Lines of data
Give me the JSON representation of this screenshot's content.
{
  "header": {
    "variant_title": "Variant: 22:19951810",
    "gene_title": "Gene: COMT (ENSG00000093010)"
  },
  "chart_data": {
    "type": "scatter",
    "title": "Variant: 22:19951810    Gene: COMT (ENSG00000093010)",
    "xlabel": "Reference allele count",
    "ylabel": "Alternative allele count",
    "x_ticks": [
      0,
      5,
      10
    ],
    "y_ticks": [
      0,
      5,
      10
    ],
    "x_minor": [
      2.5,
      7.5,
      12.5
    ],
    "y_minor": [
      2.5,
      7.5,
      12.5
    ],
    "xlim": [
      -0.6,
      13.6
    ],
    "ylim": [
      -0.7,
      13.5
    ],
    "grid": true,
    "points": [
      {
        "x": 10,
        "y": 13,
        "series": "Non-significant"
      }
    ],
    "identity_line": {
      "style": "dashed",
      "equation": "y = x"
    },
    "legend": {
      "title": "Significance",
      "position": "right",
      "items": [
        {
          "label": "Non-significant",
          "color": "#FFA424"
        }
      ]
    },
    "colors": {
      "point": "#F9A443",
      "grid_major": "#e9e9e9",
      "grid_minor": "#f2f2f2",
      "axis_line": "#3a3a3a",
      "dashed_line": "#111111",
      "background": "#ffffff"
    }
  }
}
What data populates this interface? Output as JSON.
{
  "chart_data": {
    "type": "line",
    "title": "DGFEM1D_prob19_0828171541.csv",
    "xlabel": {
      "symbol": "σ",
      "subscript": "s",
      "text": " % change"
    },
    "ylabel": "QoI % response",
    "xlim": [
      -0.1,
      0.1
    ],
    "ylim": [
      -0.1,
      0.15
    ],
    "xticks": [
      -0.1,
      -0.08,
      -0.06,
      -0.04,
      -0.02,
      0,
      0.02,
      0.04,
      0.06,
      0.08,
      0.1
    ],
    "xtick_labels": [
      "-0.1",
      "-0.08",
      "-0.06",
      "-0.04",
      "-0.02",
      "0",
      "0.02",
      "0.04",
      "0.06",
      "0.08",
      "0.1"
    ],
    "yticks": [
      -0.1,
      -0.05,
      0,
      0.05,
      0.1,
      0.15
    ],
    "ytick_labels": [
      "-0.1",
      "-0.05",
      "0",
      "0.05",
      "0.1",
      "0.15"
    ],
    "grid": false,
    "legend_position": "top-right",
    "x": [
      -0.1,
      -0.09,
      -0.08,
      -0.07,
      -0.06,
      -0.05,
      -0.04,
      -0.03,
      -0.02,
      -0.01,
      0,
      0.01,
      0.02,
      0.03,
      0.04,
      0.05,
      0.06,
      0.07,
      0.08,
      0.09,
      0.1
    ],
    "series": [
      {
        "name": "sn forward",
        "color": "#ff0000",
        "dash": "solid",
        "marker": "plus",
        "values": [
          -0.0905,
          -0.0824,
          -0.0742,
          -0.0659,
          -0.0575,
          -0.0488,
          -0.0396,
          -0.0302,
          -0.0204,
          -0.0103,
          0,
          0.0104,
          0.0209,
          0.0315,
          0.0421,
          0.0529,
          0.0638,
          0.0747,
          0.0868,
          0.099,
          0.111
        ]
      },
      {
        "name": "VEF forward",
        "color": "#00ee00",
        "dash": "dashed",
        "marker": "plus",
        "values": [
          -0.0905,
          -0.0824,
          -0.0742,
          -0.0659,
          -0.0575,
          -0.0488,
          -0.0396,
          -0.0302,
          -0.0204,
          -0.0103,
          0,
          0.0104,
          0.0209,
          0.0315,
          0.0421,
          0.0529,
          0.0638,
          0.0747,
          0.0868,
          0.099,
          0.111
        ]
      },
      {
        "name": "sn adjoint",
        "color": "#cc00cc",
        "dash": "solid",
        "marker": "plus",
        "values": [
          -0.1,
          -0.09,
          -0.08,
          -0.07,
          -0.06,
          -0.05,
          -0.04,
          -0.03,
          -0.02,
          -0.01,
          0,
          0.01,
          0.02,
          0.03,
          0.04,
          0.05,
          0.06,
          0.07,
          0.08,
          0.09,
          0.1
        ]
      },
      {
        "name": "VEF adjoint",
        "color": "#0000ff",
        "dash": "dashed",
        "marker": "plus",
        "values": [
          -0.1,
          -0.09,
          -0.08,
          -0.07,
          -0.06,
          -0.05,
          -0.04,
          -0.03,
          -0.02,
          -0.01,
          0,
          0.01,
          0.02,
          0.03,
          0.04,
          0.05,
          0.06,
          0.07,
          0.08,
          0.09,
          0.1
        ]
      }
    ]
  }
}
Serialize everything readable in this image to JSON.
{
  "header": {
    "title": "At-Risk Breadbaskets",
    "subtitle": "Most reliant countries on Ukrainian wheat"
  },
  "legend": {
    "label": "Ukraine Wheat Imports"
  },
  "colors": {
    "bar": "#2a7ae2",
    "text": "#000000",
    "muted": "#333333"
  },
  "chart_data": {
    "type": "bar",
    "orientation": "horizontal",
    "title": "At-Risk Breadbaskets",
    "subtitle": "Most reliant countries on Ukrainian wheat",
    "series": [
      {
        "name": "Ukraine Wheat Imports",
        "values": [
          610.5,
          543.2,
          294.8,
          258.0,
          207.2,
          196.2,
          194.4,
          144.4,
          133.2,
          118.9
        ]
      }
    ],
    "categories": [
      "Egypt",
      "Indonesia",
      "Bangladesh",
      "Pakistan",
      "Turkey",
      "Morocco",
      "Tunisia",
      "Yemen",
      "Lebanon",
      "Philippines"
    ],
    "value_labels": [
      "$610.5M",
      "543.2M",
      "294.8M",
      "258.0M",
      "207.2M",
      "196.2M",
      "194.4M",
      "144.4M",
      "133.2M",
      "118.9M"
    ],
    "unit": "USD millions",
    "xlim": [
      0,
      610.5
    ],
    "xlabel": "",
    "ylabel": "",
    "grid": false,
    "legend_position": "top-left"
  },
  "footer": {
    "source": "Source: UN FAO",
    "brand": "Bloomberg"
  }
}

- Exercise
Please set down all the data word for word.

- Expected output
Give me the JSON representation of this screenshot's content.
{
  "header": {
    "variant_title": "Variant: 22:19951810",
    "gene_title": "Gene: COMT (ENSG00000093010)"
  },
  "chart_data": {
    "type": "scatter",
    "title": "Variant: 22:19951810    Gene: COMT (ENSG00000093010)",
    "xlabel": "Reference allele count",
    "ylabel": "Alternative allele count",
    "x_ticks": [
      0,
      5,
      10
    ],
    "y_ticks": [
      0,
      5,
      10
    ],
    "x_minor": [
      2.5,
      7.5,
      12.5
    ],
    "y_minor": [
      2.5,
      7.5,
      12.5
    ],
    "xlim": [
      -0.6,
      13.6
    ],
    "ylim": [
      -0.7,
      13.5
    ],
    "grid": true,
    "points": [
      {
        "x": 10,
        "y": 13,
        "series": "Non-significant"
      }
    ],
    "identity_line": {
      "style": "dashed",
      "equation": "y = x"
    },
    "legend": {
      "title": "Significance",
      "position": "right",
      "items": [
        {
          "label": "Non-significant",
          "color": "#FFA424"
        }
      ]
    },
    "colors": {
      "point": "#F9A443",
      "grid_major": "#e9e9e9",
      "grid_minor": "#f2f2f2",
      "axis_line": "#3a3a3a",
      "dashed_line": "#111111",
      "background": "#ffffff"
    }
  }
}
What data populates this interface? Output as JSON.
{
  "chart_data": {
    "type": "line",
    "title": "DGFEM1D_prob19_0828171541.csv",
    "xlabel": {
      "symbol": "σ",
      "subscript": "s",
      "text": " % change"
    },
    "ylabel": "QoI % response",
    "xlim": [
      -0.1,
      0.1
    ],
    "ylim": [
      -0.1,
      0.15
    ],
    "xticks": [
      -0.1,
      -0.08,
      -0.06,
      -0.04,
      -0.02,
      0,
      0.02,
      0.04,
      0.06,
      0.08,
      0.1
    ],
    "xtick_labels": [
      "-0.1",
      "-0.08",
      "-0.06",
      "-0.04",
      "-0.02",
      "0",
      "0.02",
      "0.04",
      "0.06",
      "0.08",
      "0.1"
    ],
    "yticks": [
      -0.1,
      -0.05,
      0,
      0.05,
      0.1,
      0.15
    ],
    "ytick_labels": [
      "-0.1",
      "-0.05",
      "0",
      "0.05",
      "0.1",
      "0.15"
    ],
    "grid": false,
    "legend_position": "top-right",
    "x": [
      -0.1,
      -0.09,
      -0.08,
      -0.07,
      -0.06,
      -0.05,
      -0.04,
      -0.03,
      -0.02,
      -0.01,
      0,
      0.01,
      0.02,
      0.03,
      0.04,
      0.05,
      0.06,
      0.07,
      0.08,
      0.09,
      0.1
    ],
    "series": [
      {
        "name": "sn forward",
        "color": "#ff0000",
        "dash": "solid",
        "marker": "plus",
        "values": [
          -0.0905,
          -0.0824,
          -0.0742,
          -0.0659,
          -0.0575,
          -0.0488,
          -0.0396,
          -0.0302,
          -0.0204,
          -0.0103,
          0,
          0.0104,
          0.0209,
          0.0315,
          0.0421,
          0.0529,
          0.0638,
          0.0747,
          0.0868,
          0.099,
          0.111
        ]
      },
      {
        "name": "VEF forward",
        "color": "#00ee00",
        "dash": "dashed",
        "marker": "plus",
        "values": [
          -0.0905,
          -0.0824,
          -0.0742,
          -0.0659,
          -0.0575,
          -0.0488,
          -0.0396,
          -0.0302,
          -0.0204,
          -0.0103,
          0,
          0.0104,
          0.0209,
          0.0315,
          0.0421,
          0.0529,
          0.0638,
          0.0747,
          0.0868,
          0.099,
          0.111
        ]
      },
      {
        "name": "sn adjoint",
        "color": "#cc00cc",
        "dash": "solid",
        "marker": "plus",
        "values": [
          -0.1,
          -0.09,
          -0.08,
          -0.07,
          -0.06,
          -0.05,
          -0.04,
          -0.03,
          -0.02,
          -0.01,
          0,
          0.01,
          0.02,
          0.03,
          0.04,
          0.05,
          0.06,
          0.07,
          0.08,
          0.09,
          0.1
        ]
      },
      {
        "name": "VEF adjoint",
        "color": "#0000ff",
        "dash": "dashed",
        "marker": "plus",
        "values": [
          -0.1,
          -0.09,
          -0.08,
          -0.07,
          -0.06,
          -0.05,
          -0.04,
          -0.03,
          -0.02,
          -0.01,
          0,
          0.01,
          0.02,
          0.03,
          0.04,
          0.05,
          0.06,
          0.07,
          0.08,
          0.09,
          0.1
        ]
      }
    ]
  }
}
Serialize everything readable in this image to JSON.
{
  "header": {
    "title": "At-Risk Breadbaskets",
    "subtitle": "Most reliant countries on Ukrainian wheat"
  },
  "legend": {
    "label": "Ukraine Wheat Imports"
  },
  "colors": {
    "bar": "#2a7ae2",
    "text": "#000000",
    "muted": "#333333"
  },
  "chart_data": {
    "type": "bar",
    "orientation": "horizontal",
    "title": "At-Risk Breadbaskets",
    "subtitle": "Most reliant countries on Ukrainian wheat",
    "series": [
      {
        "name": "Ukraine Wheat Imports",
        "values": [
          610.5,
          543.2,
          294.8,
          258.0,
          207.2,
          196.2,
          194.4,
          144.4,
          133.2,
          118.9
        ]
      }
    ],
    "categories": [
      "Egypt",
      "Indonesia",
      "Bangladesh",
      "Pakistan",
      "Turkey",
      "Morocco",
      "Tunisia",
      "Yemen",
      "Lebanon",
      "Philippines"
    ],
    "value_labels": [
      "$610.5M",
      "543.2M",
      "294.8M",
      "258.0M",
      "207.2M",
      "196.2M",
      "194.4M",
      "144.4M",
      "133.2M",
      "118.9M"
    ],
    "unit": "USD millions",
    "xlim": [
      0,
      610.5
    ],
    "xlabel": "",
    "ylabel": "",
    "grid": false,
    "legend_position": "top-left"
  },
  "footer": {
    "source": "Source: UN FAO",
    "brand": "Bloomberg"
  }
}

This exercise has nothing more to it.